WHAT THE TASK ASKS:
Using the data below, copy each line that includes the word "name".

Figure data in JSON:
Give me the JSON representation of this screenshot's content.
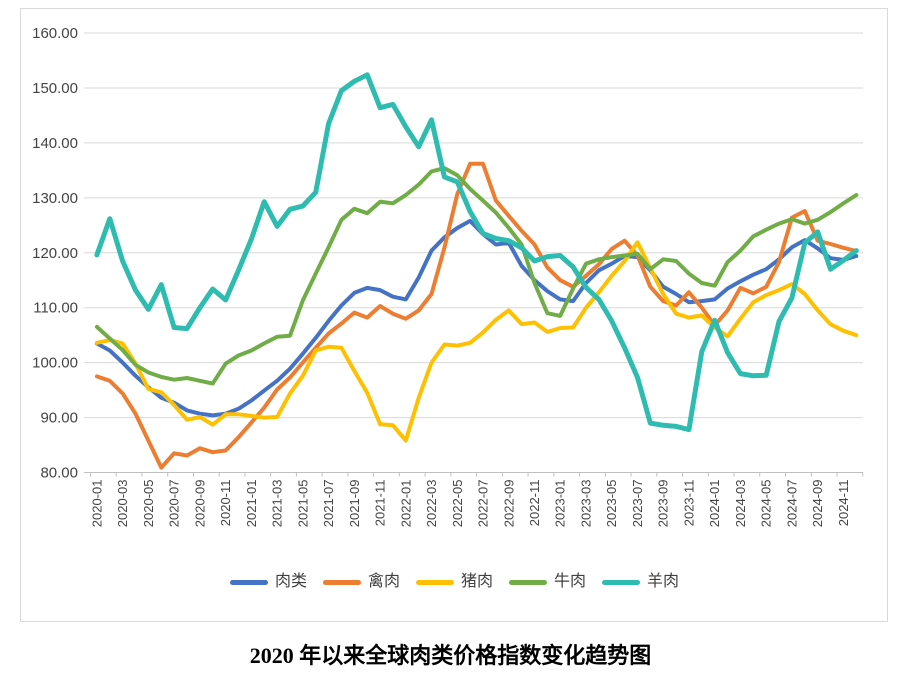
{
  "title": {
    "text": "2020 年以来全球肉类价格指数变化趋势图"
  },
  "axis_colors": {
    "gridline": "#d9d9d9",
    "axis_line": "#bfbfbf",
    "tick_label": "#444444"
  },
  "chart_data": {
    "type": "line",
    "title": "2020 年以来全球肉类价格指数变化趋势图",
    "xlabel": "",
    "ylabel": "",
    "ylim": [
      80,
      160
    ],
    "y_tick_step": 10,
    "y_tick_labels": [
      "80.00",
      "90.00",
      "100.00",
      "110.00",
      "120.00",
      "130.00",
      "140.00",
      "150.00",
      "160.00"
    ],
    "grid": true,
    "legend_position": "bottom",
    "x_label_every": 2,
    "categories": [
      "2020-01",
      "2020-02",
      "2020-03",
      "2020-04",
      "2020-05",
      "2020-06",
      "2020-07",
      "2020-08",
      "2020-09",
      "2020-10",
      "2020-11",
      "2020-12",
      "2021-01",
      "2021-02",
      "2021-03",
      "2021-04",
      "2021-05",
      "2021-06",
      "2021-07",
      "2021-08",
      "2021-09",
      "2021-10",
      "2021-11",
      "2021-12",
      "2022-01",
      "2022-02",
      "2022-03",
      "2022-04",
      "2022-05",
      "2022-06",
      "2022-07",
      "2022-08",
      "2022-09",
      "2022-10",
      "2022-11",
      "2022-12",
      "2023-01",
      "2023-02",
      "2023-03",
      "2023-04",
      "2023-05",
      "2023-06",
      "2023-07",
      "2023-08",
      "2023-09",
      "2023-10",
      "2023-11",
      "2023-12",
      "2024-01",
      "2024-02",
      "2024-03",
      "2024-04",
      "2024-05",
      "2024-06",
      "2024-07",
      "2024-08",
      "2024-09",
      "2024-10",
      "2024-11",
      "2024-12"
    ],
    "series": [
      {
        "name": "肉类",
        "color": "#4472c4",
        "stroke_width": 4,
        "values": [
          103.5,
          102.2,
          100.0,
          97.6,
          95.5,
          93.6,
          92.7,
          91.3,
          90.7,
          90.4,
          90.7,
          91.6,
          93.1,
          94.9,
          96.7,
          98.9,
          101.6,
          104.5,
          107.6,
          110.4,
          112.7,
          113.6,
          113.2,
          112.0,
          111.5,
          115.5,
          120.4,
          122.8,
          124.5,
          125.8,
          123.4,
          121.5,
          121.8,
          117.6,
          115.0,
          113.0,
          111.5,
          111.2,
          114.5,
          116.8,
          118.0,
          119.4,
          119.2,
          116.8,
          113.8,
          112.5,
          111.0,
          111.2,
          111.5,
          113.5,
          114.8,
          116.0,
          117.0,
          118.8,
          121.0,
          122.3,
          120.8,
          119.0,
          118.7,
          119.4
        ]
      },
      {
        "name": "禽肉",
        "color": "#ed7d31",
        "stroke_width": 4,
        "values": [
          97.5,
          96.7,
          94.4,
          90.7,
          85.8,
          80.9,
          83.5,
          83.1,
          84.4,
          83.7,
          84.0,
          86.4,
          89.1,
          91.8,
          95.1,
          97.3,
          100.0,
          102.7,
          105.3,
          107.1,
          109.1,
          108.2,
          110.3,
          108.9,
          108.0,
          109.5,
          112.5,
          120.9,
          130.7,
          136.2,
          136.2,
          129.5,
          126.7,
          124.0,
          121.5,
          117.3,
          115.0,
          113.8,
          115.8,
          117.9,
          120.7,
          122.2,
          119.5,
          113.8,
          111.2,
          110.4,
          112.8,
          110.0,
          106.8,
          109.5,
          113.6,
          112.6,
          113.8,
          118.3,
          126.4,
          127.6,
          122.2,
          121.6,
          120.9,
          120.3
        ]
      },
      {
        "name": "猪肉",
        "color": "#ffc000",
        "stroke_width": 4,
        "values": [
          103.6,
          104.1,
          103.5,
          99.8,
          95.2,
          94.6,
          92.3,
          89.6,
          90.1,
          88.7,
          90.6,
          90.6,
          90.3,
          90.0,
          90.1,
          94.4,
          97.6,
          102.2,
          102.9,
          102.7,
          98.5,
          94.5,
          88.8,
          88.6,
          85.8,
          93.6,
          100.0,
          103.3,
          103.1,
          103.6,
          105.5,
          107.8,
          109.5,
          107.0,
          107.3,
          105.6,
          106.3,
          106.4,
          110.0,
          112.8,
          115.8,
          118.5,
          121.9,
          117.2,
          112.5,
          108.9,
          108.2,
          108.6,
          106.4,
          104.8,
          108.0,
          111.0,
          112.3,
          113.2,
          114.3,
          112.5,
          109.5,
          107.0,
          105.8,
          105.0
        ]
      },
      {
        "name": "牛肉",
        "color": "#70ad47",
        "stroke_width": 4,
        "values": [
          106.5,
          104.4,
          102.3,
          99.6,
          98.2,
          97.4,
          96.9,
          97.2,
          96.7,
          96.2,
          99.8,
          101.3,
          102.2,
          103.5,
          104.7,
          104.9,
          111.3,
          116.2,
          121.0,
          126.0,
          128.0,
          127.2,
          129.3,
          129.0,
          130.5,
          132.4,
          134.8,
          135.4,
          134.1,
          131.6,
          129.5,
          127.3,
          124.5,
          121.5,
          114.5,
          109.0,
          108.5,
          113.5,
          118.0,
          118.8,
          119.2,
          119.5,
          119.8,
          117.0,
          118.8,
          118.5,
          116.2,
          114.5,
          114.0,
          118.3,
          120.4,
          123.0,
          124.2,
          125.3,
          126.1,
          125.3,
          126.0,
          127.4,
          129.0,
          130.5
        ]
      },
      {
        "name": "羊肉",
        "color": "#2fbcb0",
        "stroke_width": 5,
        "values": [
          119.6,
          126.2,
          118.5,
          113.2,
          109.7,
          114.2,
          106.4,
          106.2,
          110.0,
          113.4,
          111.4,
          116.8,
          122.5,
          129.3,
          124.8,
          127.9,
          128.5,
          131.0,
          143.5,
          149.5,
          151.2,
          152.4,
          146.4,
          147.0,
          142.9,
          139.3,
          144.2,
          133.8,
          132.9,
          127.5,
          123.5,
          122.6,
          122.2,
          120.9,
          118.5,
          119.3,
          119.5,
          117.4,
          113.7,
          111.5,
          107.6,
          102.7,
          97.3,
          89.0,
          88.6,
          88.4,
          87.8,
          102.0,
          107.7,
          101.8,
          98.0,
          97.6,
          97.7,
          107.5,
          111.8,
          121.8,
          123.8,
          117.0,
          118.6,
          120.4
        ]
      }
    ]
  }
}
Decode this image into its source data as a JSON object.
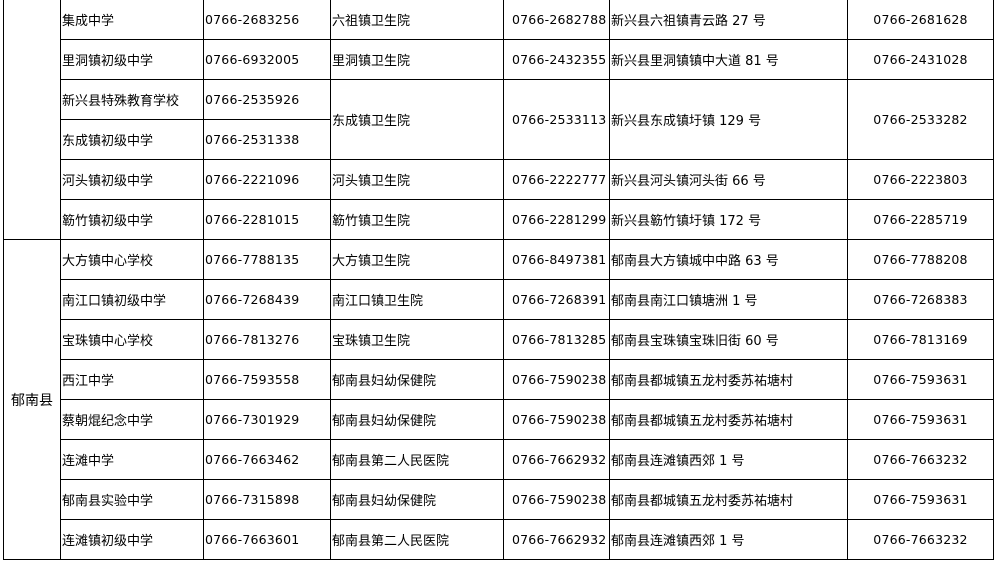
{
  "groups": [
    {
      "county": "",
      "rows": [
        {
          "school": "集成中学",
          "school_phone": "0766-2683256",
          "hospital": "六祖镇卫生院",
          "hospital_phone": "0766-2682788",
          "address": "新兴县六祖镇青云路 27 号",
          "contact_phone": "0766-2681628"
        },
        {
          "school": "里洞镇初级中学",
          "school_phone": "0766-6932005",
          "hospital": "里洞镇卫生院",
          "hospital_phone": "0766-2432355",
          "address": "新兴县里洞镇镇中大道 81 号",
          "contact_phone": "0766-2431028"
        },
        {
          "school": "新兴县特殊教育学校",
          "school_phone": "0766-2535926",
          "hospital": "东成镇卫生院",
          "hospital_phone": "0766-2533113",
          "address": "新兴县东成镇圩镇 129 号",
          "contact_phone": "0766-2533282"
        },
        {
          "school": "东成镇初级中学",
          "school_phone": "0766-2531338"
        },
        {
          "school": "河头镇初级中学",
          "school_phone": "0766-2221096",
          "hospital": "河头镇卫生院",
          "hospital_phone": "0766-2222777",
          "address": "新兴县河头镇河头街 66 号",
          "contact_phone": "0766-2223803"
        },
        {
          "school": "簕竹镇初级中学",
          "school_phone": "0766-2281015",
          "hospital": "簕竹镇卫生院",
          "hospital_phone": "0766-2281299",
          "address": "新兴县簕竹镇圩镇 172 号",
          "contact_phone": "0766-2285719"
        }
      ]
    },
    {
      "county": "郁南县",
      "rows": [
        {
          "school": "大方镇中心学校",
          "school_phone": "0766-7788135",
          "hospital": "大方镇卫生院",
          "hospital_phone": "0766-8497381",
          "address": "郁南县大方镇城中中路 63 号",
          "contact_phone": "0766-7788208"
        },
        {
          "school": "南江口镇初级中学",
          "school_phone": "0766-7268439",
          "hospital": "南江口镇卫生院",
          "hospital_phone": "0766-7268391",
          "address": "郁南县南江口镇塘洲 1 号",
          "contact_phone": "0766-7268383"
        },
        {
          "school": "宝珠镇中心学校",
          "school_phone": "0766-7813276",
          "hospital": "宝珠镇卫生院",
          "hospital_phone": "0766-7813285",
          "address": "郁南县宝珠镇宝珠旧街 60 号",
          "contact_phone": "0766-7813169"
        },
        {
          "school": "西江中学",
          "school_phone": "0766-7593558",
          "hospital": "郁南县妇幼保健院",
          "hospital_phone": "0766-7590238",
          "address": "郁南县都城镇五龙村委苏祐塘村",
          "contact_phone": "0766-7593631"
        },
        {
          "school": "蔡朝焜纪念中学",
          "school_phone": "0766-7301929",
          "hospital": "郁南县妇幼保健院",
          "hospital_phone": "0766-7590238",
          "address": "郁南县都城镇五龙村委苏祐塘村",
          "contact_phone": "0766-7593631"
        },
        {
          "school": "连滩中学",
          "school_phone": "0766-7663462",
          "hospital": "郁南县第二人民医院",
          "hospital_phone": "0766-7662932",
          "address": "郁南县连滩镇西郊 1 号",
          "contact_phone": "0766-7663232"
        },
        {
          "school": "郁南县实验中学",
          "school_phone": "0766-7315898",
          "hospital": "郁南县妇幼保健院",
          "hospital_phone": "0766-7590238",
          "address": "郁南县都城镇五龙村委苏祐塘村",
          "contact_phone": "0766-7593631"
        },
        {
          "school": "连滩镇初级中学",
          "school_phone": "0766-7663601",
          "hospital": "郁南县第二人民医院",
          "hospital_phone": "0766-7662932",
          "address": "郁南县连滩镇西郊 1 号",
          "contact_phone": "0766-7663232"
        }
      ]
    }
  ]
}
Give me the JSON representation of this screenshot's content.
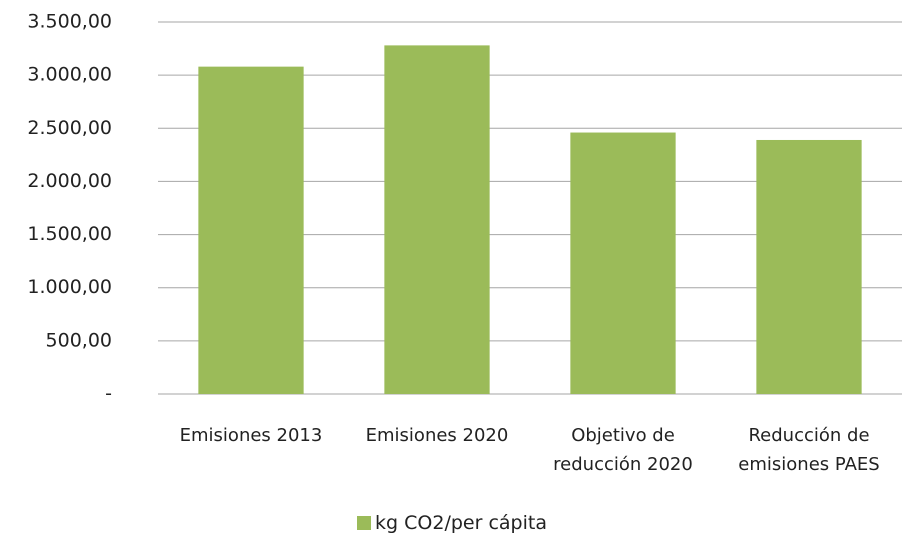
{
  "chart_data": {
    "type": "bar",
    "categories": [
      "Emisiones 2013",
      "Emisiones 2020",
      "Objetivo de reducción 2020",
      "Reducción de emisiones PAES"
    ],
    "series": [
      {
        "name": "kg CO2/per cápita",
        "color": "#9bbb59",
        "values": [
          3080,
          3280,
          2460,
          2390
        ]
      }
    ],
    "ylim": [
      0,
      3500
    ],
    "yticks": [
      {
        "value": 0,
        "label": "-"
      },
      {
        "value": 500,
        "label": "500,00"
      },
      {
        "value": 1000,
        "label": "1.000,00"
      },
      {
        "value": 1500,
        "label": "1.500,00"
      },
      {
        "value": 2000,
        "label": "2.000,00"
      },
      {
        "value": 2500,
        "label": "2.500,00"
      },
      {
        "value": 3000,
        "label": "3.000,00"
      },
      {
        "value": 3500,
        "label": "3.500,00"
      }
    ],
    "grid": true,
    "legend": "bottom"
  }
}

REPLY:
        "name": "肉类",
        "name": "禽肉",
        "name": "猪肉",
        "name": "牛肉",
        "name": "羊肉",
        "name": "kg CO2/per cápita",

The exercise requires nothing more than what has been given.